======== Brano fornito ========
Inoltre, mentre tutti gli altri paesi stanno rafforzando la propria offerta di un prodotto sempre più diffuso a livello globale (+51% la Spagna, +114% la Turchia, +70% la Tunisia e +61% la Grecia) l’Italia è l’unico paese in forte calo (-26% complici la siccità e l’annata di scarica). Una vera e propria debacle produttiva che porte l’Italia in posizione di retroguardia su una delle produzioni mediterranee per eccellenza: l’olio extravergine d’oliva.
È quanto è emerso dalle cifre fornite dalla ricercatrice Ismea, Tiziana Sarnari nel corso dell’incontro organizzato a Roma da Confagricoltura “Olio d’oliva: dalla tradizione al futuro, prospettive per l’olivicoltura italiana”. Ma le difficoltà dell’olio d’oliva italiano non sono solo produttive.
========
- [Compito 1]:
Secondo il brano sull'olio d'oliva, chi ha fornito le cifre presentate all'incontro di Confagricoltura?
- [Compito 2]:
Prosegui il brano sull'olio d'oliva partendo dopo la sua ultima frase.
Per questo lavoro l'elenco non serve.
======== Dati raccolti ========
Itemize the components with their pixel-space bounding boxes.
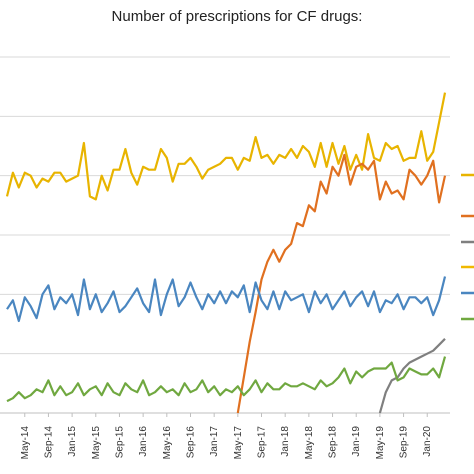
========
- [Risposta attesa 1]:
Tiziana Sarnari, ricercatrice Ismea.

- [Risposta attesa 2]:
«Abbiamo poco prodotto (e a questo occorre porre rimedio) ma lo valorizziamo ancora meno – ha aggiunto la responsabile del gruppo oliva di Assitol (l’associazione delle industrie olearie), Anna Cane -. Al ristorante, ad esempio, mentre ci sono carte dei vini articolate, c’è qualcuno disposto a descrivere le bottiglie e a consigliarne l’abbinamento con i piatti non c’è nulla di tutto questo per l’extravergine. Spesso portato a tavola in bottiglie anonime (anche se c’è una legge che lo vieta ndr), nessuno ne consiglia l’abbinamento con i cibi e – soprattutto – nessuno lo fa pagare. L’olio al ristorante è gratis ed è difficile che il consumatore darà valore a qualcosa che gli viene regalato».
Senza dimenticare che un altro terreno di mancata valorizzazione se non di vero e proprio depauperamento è lo scaffale della grande distribuzione «dove – ha aggiunto la Cane – continuiamo a trovare bottiglie di extravergine offerte a prezzi inferiori ai costi di produzione. In queste condizioni diventa complicato qualsiasi sforzo di valorizzazione del prodotto».